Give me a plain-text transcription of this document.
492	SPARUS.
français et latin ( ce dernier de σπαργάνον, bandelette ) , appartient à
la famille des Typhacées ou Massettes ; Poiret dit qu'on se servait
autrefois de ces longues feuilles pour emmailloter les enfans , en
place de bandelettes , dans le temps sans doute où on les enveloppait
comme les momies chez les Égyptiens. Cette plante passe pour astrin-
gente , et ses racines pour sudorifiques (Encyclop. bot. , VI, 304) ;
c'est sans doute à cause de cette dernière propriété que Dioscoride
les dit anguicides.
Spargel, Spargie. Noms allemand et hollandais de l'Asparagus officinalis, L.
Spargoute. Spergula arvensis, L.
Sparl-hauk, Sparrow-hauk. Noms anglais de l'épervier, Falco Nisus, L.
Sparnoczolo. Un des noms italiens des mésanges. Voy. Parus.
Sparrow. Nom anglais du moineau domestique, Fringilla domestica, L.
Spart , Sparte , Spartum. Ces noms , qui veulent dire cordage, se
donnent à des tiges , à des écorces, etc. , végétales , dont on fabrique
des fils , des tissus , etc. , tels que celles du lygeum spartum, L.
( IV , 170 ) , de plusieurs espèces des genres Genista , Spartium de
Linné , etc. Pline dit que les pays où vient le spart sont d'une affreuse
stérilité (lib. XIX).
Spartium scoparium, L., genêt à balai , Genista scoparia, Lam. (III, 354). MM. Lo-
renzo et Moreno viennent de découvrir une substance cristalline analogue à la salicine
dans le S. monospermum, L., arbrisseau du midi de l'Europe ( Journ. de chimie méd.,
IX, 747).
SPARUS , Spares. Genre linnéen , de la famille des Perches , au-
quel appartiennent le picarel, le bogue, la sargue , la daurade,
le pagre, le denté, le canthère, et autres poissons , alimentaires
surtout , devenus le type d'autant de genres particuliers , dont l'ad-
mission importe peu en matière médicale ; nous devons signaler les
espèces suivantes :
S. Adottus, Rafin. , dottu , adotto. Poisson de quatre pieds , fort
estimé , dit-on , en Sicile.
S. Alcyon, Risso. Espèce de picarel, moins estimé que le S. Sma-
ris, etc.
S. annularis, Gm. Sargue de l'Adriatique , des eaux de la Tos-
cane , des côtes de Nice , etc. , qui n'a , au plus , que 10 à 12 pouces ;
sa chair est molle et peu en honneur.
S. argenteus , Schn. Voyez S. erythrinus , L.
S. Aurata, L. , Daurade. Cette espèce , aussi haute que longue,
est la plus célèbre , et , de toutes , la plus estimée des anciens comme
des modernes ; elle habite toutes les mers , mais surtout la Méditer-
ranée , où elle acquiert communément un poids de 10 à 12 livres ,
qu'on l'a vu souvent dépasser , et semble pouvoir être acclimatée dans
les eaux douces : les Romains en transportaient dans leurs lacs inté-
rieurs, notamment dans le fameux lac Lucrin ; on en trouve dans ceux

■ ■ ■

*Problem details*. Each record above must be given again exactly.

*Written response*.
Give me a plain-text transcription of this document.
492	SPARUS.
français et latin ( ce dernier de σπαργάνον, bandelette ) , appartient à
la famille des Typhacées ou Massettes ; Poiret dit qu'on se servait
autrefois de ces longues feuilles pour emmailloter les enfans , en
place de bandelettes , dans le temps sans doute où on les enveloppait
comme les momies chez les Égyptiens. Cette plante passe pour astrin-
gente , et ses racines pour sudorifiques (Encyclop. bot. , VI, 304) ;
c'est sans doute à cause de cette dernière propriété que Dioscoride
les dit anguicides.
Spargel, Spargie. Noms allemand et hollandais de l'Asparagus officinalis, L.
Spargoute. Spergula arvensis, L.
Sparl-hauk, Sparrow-hauk. Noms anglais de l'épervier, Falco Nisus, L.
Sparnoczolo. Un des noms italiens des mésanges. Voy. Parus.
Sparrow. Nom anglais du moineau domestique, Fringilla domestica, L.
Spart , Sparte , Spartum. Ces noms , qui veulent dire cordage, se
donnent à des tiges , à des écorces, etc. , végétales , dont on fabrique
des fils , des tissus , etc. , tels que celles du lygeum spartum, L.
( IV , 170 ) , de plusieurs espèces des genres Genista , Spartium de
Linné , etc. Pline dit que les pays où vient le spart sont d'une affreuse
stérilité (lib. XIX).
Spartium scoparium, L., genêt à balai , Genista scoparia, Lam. (III, 354). MM. Lo-
renzo et Moreno viennent de découvrir une substance cristalline analogue à la salicine
dans le S. monospermum, L., arbrisseau du midi de l'Europe ( Journ. de chimie méd.,
IX, 747).
SPARUS , Spares. Genre linnéen , de la famille des Perches , au-
quel appartiennent le picarel, le bogue, la sargue , la daurade,
le pagre, le denté, le canthère, et autres poissons , alimentaires
surtout , devenus le type d'autant de genres particuliers , dont l'ad-
mission importe peu en matière médicale ; nous devons signaler les
espèces suivantes :
S. Adottus, Rafin. , dottu , adotto. Poisson de quatre pieds , fort
estimé , dit-on , en Sicile.
S. Alcyon, Risso. Espèce de picarel, moins estimé que le S. Sma-
ris, etc.
S. annularis, Gm. Sargue de l'Adriatique , des eaux de la Tos-
cane , des côtes de Nice , etc. , qui n'a , au plus , que 10 à 12 pouces ;
sa chair est molle et peu en honneur.
S. argenteus , Schn. Voyez S. erythrinus , L.
S. Aurata, L. , Daurade. Cette espèce , aussi haute que longue,
est la plus célèbre , et , de toutes , la plus estimée des anciens comme
des modernes ; elle habite toutes les mers , mais surtout la Méditer-
ranée , où elle acquiert communément un poids de 10 à 12 livres ,
qu'on l'a vu souvent dépasser , et semble pouvoir être acclimatée dans
les eaux douces : les Romains en transportaient dans leurs lacs inté-
rieurs, notamment dans le fameux lac Lucrin ; on en trouve dans ceux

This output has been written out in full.